◆ **JOB 1**:
Name each specific mechanical defect that the text on buying a new or used car mentions.

Pro: Sweet! $500 for a running car on Craigslist. For not much of your monthly pay, you can outright buy a vehicle and have no payments. Granted, there is the rule of diminishing returns here. Basically, the cheaper the vehicle, the older and higher mileage it will be. Still, take a look at the two or three year old vehicles. If there is a known issue, say oil consumption or ignition failures, the previous owner has most likely had it taken care of before the sale. Basically every manufacturer was making quality vehicles in 2012, so you can’t really lose. Plus, a lot of these few-year-old cars are still new mechanically and in looks, but are 30 or 40 percent off of new prices. Let some other sucker take the massive depreciation hit.
Used: Gross. That $500 car on Craigslist is 30 years old, barely runs, and smells like a truck stop bathroom. Alright, that’s an exaggeration, but there is sometimes a reason buying used is called “buying someone else’s problems.” Used cars could have very limited, or no, warranty left. If that’s the case, you could be on your own, and out of pocket, for all repairs and maintenance. An unscrupulous seller might have discovered a slipping transmission, and is trying to cash out before it blows.
Essentially, the question of new or used depends on your financial picture, and how much your peace of mind is worth. There is certainly no harm in stretching the budget for a new ride if it makes you happy, and no shame in buying used if you are a savvy shopper.

◆ **RECORDS**:
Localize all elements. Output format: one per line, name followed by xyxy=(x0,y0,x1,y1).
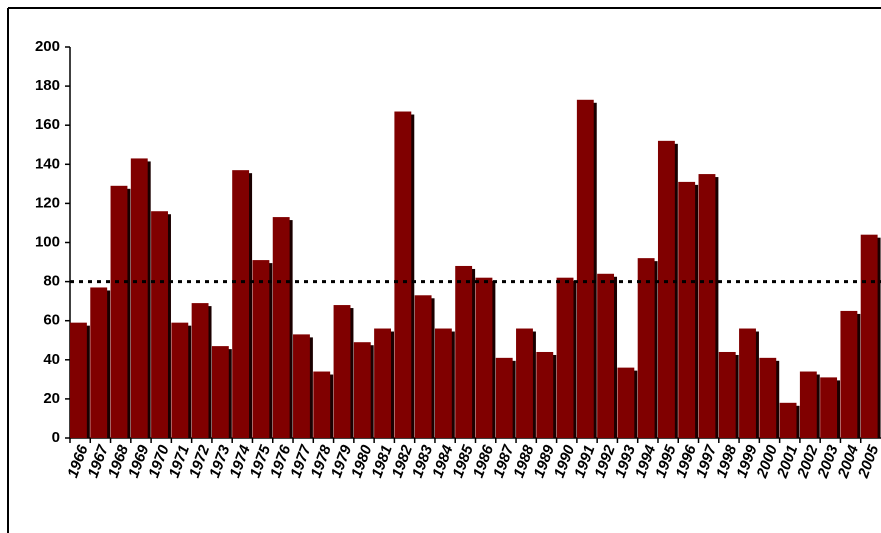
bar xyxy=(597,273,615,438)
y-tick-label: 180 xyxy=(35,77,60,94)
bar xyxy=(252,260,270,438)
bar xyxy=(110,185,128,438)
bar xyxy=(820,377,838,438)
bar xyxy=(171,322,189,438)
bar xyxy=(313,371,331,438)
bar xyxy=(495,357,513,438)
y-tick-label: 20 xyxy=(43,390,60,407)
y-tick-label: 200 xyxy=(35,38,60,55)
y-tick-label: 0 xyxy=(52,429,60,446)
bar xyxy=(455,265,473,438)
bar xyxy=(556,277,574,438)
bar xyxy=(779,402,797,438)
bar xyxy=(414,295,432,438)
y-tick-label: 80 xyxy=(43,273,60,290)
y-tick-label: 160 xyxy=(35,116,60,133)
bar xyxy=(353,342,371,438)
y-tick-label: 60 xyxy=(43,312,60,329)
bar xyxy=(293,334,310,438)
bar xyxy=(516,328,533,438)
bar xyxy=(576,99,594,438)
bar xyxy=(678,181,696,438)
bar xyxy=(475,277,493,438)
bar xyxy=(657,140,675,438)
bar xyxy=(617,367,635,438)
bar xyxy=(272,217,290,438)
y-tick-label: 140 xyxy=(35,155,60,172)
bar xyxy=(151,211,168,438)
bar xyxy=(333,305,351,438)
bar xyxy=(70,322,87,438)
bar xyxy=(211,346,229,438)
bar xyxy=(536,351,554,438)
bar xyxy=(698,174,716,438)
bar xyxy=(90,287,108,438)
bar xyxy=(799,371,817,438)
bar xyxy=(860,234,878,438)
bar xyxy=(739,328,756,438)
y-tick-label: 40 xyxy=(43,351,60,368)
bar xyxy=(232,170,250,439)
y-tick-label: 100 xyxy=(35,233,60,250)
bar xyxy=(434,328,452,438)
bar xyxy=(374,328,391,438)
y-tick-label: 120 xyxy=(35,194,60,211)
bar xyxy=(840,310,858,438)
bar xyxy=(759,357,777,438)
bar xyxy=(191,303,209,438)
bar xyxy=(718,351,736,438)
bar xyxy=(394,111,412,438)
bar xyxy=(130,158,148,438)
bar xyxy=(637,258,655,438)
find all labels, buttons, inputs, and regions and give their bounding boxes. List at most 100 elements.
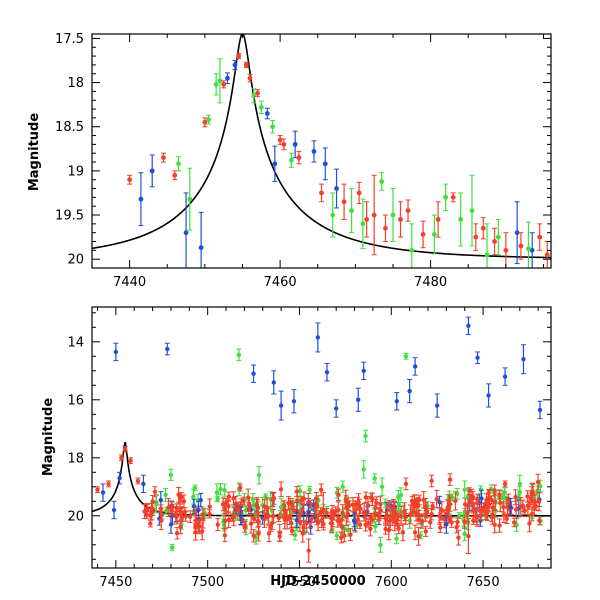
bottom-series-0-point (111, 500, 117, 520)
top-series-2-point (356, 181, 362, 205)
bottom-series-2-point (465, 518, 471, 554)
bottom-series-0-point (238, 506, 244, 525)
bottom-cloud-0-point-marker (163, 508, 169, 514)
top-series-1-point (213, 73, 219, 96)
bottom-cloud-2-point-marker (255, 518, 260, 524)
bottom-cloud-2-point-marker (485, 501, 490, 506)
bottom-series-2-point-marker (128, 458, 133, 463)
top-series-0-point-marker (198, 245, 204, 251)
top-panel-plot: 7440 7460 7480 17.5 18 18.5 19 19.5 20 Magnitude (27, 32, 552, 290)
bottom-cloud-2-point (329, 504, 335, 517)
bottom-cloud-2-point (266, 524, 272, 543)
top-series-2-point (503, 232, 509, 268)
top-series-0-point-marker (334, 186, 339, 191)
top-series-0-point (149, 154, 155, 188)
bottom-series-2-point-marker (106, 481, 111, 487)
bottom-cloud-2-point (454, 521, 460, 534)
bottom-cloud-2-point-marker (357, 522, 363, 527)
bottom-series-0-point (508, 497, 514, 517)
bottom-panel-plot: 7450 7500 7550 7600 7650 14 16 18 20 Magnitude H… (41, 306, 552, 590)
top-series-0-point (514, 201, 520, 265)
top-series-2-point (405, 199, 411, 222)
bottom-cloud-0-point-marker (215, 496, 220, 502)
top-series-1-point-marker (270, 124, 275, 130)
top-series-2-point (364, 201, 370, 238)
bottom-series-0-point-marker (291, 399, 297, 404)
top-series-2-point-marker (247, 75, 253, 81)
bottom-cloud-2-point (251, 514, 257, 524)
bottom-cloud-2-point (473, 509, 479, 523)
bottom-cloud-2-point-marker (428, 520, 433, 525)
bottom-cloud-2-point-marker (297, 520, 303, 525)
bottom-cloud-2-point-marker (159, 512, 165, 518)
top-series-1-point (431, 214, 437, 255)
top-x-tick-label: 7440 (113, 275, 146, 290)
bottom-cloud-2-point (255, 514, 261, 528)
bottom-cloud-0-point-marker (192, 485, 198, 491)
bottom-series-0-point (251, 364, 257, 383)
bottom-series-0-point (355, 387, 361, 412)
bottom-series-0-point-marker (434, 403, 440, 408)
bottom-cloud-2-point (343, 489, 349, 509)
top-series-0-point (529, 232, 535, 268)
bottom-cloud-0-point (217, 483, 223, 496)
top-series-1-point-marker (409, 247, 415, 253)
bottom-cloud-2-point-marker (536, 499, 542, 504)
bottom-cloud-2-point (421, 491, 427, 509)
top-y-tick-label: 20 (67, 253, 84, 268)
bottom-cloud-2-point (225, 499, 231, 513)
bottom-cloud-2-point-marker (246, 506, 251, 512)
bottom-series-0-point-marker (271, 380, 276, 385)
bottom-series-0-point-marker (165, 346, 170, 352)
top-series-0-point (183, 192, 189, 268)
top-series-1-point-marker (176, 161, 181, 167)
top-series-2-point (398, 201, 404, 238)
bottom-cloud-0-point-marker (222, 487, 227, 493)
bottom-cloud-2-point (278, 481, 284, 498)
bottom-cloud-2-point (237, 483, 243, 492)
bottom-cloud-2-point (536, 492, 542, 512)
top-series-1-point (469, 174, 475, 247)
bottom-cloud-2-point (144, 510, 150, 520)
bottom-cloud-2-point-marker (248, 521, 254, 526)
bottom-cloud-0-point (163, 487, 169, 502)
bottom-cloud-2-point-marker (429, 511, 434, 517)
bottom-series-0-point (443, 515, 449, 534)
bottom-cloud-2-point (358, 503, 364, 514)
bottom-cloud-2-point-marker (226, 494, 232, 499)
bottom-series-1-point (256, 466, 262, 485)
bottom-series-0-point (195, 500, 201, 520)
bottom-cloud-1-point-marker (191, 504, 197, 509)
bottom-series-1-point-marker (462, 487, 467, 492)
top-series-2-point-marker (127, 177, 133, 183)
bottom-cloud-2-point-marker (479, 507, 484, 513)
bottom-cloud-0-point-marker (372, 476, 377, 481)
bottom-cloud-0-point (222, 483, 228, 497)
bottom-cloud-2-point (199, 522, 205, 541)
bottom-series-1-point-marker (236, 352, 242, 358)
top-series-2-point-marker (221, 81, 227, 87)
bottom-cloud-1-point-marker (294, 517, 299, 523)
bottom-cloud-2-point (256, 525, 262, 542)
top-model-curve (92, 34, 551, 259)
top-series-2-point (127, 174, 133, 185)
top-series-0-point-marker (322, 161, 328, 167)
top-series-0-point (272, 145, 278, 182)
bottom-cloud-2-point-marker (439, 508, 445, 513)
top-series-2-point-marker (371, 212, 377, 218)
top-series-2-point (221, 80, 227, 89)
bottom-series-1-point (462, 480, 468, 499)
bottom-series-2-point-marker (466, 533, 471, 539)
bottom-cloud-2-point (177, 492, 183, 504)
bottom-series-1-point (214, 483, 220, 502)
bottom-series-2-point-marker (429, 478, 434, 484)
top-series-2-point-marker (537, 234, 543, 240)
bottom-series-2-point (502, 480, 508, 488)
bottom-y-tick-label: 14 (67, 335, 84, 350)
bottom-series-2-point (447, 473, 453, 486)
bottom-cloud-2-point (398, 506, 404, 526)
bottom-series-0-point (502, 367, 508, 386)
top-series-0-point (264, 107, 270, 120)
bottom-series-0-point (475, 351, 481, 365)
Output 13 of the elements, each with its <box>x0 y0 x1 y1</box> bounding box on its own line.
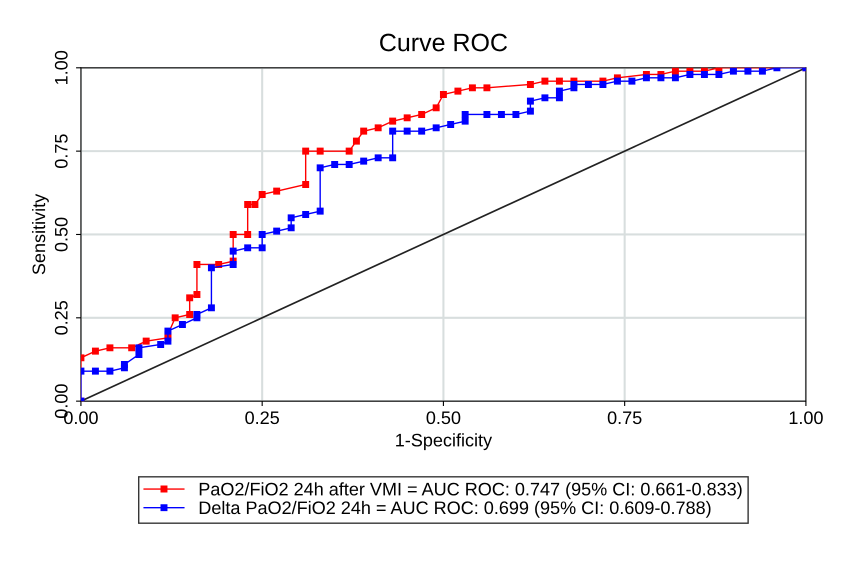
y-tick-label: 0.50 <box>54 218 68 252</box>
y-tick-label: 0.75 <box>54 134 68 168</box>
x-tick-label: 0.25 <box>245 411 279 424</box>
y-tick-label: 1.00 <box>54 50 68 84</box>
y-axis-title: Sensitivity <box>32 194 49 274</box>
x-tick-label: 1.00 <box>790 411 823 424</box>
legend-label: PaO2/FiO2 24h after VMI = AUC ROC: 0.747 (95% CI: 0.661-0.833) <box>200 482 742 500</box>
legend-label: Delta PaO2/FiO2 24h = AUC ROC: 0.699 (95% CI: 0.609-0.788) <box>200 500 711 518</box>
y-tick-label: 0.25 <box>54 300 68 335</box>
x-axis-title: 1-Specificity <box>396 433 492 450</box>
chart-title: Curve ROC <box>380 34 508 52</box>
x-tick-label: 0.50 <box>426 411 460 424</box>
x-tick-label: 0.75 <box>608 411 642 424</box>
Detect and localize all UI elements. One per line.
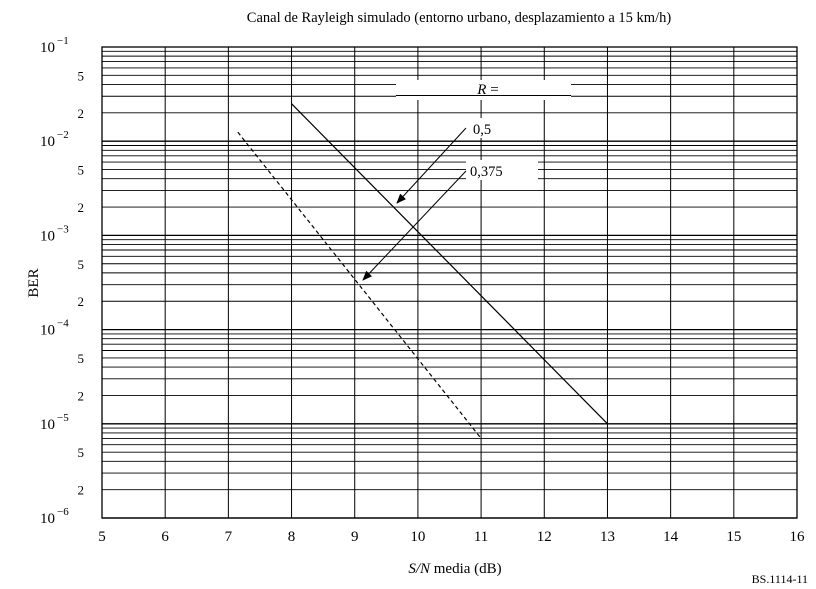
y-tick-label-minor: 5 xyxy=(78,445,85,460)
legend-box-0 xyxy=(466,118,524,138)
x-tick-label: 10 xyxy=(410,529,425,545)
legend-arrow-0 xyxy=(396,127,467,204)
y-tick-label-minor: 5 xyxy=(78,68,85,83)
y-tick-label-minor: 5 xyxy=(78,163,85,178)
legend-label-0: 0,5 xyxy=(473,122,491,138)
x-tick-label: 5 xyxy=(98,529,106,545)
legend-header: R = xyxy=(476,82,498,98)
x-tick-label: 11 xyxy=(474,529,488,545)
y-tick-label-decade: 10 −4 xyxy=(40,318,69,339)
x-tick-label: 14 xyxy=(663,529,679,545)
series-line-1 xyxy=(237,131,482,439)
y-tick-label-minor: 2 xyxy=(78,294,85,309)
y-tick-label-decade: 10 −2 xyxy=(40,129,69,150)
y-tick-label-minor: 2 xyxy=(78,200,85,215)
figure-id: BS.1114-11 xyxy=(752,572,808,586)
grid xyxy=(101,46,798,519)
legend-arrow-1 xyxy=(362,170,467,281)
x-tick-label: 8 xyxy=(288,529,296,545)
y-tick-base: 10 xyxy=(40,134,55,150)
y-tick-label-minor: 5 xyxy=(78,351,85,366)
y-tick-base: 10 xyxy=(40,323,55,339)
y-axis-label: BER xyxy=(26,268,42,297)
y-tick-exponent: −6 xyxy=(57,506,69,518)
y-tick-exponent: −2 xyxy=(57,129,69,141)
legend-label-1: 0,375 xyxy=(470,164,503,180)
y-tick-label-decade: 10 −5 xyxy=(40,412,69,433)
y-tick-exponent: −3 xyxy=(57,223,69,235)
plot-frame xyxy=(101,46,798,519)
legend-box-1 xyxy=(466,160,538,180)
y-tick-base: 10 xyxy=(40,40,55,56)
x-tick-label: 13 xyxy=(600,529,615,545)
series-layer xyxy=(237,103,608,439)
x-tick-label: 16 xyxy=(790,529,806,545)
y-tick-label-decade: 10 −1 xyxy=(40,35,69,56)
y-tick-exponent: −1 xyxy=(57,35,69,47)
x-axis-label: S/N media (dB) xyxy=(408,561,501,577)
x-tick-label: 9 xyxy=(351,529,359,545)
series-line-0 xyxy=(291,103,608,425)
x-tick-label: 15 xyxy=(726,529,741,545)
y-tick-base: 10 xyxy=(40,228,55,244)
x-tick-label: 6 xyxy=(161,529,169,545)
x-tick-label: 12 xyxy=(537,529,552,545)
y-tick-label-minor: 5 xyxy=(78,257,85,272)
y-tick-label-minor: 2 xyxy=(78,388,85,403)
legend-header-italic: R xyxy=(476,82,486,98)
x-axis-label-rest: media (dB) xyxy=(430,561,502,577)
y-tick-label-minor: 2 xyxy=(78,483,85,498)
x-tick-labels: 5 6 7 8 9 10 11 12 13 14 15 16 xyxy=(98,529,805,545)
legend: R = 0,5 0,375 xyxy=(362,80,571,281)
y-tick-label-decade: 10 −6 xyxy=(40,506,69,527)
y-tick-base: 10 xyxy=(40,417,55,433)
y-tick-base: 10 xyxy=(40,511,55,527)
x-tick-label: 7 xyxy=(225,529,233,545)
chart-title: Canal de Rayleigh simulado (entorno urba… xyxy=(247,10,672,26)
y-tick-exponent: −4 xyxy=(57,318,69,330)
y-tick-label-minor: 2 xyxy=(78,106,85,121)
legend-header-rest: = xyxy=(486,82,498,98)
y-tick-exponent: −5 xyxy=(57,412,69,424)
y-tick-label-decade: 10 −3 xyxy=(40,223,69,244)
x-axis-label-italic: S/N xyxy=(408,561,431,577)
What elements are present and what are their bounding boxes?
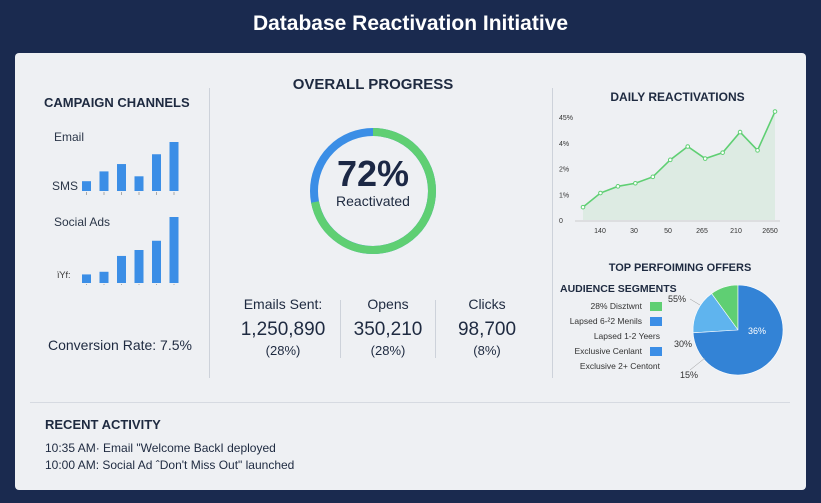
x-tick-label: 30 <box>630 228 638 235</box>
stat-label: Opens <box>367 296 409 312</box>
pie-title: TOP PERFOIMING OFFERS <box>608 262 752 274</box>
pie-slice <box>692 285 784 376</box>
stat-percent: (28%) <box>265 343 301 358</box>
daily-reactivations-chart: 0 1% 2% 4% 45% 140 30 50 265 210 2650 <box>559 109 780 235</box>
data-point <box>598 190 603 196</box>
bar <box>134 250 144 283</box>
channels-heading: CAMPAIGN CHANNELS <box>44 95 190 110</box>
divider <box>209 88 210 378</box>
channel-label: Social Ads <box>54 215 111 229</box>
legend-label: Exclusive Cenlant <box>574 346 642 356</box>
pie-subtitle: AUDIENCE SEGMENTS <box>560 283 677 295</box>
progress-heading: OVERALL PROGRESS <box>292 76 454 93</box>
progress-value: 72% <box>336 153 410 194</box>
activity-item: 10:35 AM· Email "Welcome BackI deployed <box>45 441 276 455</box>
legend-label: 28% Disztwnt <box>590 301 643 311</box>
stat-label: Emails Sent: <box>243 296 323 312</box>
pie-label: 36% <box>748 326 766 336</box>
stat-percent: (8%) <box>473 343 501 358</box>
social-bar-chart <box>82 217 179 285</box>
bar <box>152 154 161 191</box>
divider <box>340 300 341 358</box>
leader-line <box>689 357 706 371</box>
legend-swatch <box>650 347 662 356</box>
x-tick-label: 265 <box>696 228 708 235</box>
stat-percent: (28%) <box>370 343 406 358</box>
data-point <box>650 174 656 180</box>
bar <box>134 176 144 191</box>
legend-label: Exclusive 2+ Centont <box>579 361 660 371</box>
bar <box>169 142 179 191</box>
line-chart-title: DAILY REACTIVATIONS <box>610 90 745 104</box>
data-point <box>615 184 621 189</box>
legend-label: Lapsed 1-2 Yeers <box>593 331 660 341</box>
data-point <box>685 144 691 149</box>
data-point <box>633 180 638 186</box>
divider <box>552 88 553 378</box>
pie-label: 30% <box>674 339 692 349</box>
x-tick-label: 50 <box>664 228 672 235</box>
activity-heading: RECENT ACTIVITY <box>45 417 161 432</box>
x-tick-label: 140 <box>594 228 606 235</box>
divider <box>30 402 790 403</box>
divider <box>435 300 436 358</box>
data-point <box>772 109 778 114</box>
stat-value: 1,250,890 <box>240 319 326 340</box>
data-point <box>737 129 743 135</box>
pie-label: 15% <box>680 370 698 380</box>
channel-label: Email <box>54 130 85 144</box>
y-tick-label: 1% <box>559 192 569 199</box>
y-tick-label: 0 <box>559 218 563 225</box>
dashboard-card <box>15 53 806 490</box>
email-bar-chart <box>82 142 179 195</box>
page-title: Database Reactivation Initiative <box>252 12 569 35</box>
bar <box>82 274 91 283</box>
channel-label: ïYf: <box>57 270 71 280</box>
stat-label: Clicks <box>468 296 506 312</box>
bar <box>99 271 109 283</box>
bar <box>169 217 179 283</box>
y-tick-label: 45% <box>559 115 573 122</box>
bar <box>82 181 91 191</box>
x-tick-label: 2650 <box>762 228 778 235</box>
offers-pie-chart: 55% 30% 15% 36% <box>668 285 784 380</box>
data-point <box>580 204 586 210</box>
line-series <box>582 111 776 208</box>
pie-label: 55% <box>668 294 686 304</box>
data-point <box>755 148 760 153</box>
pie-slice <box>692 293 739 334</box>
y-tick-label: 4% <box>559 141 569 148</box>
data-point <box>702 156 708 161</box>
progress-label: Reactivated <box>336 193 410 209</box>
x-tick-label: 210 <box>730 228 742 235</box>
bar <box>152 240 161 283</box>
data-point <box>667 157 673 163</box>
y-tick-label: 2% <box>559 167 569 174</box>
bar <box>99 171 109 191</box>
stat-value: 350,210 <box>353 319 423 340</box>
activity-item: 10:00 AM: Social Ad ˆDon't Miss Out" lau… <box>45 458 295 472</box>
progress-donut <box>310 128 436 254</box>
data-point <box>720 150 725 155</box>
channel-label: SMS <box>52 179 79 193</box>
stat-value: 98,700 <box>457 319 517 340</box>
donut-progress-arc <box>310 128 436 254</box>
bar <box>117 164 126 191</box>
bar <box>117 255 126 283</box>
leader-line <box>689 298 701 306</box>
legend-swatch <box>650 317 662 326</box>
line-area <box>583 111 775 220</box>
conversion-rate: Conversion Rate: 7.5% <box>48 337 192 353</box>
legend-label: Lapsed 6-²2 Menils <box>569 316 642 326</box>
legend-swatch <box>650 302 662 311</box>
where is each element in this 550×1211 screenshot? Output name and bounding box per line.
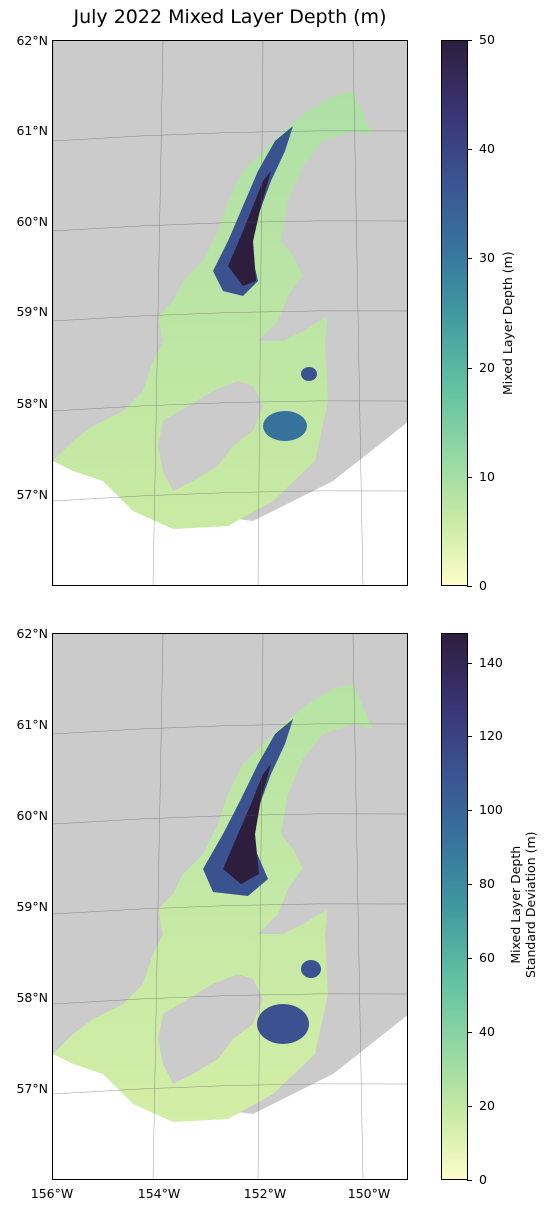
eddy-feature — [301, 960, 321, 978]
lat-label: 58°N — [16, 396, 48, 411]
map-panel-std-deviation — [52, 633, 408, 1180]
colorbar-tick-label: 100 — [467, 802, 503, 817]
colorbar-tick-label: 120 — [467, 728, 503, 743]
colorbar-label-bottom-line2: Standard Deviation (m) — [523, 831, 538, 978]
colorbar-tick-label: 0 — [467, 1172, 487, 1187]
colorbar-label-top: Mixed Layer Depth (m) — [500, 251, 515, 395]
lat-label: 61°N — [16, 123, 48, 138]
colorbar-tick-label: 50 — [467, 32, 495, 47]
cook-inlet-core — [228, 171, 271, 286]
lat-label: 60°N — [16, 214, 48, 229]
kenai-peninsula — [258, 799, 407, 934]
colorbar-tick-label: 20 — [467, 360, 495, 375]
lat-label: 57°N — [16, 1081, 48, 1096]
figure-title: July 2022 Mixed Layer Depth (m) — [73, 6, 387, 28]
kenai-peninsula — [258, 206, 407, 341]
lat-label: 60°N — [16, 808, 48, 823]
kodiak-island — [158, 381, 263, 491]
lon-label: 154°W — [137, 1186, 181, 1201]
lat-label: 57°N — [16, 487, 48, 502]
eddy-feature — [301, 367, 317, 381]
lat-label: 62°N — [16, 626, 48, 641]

◆ **JOB 2**:
Retype the rows, starting at the line with "bar xyxy=(597,273,615,438)" and continuing through the line with "find all labels, buttons, inputs, and".

◆ **TASK ANSWER 1**:
- Oil consumption
- Ignition failures
- A slipping transmission

◆ **TASK ANSWER 2**:
bar xyxy=(597,273,615,438)
y-tick-label: 180 xyxy=(35,77,60,94)
bar xyxy=(252,260,270,438)
bar xyxy=(110,185,128,438)
bar xyxy=(820,377,838,438)
bar xyxy=(171,322,189,438)
bar xyxy=(313,371,331,438)
bar xyxy=(495,357,513,438)
y-tick-label: 20 xyxy=(43,390,60,407)
y-tick-label: 200 xyxy=(35,38,60,55)
y-tick-label: 0 xyxy=(52,429,60,446)
bar xyxy=(455,265,473,438)
bar xyxy=(556,277,574,438)
bar xyxy=(779,402,797,438)
bar xyxy=(414,295,432,438)
y-tick-label: 80 xyxy=(43,273,60,290)
y-tick-label: 160 xyxy=(35,116,60,133)
bar xyxy=(353,342,371,438)
y-tick-label: 60 xyxy=(43,312,60,329)
bar xyxy=(293,334,310,438)
bar xyxy=(516,328,533,438)
bar xyxy=(576,99,594,438)
bar xyxy=(678,181,696,438)
bar xyxy=(475,277,493,438)
bar xyxy=(657,140,675,438)
bar xyxy=(617,367,635,438)
bar xyxy=(272,217,290,438)
y-tick-label: 140 xyxy=(35,155,60,172)
bar xyxy=(151,211,168,438)
bar xyxy=(333,305,351,438)
bar xyxy=(70,322,87,438)
bar xyxy=(211,346,229,438)
bar xyxy=(536,351,554,438)
bar xyxy=(698,174,716,438)
bar xyxy=(90,287,108,438)
bar xyxy=(799,371,817,438)
bar xyxy=(860,234,878,438)
bar xyxy=(739,328,756,438)
y-tick-label: 40 xyxy=(43,351,60,368)
bar xyxy=(232,170,250,439)
y-tick-label: 100 xyxy=(35,233,60,250)
bar xyxy=(434,328,452,438)
bar xyxy=(374,328,391,438)
y-tick-label: 120 xyxy=(35,194,60,211)
bar xyxy=(840,310,858,438)
bar xyxy=(759,357,777,438)
bar xyxy=(191,303,209,438)
bar xyxy=(718,351,736,438)
bar xyxy=(394,111,412,438)
bar xyxy=(130,158,148,438)
bar xyxy=(637,258,655,438)
find all labels, buttons, inputs, and regions and give their bounding boxes. List at most 100 elements.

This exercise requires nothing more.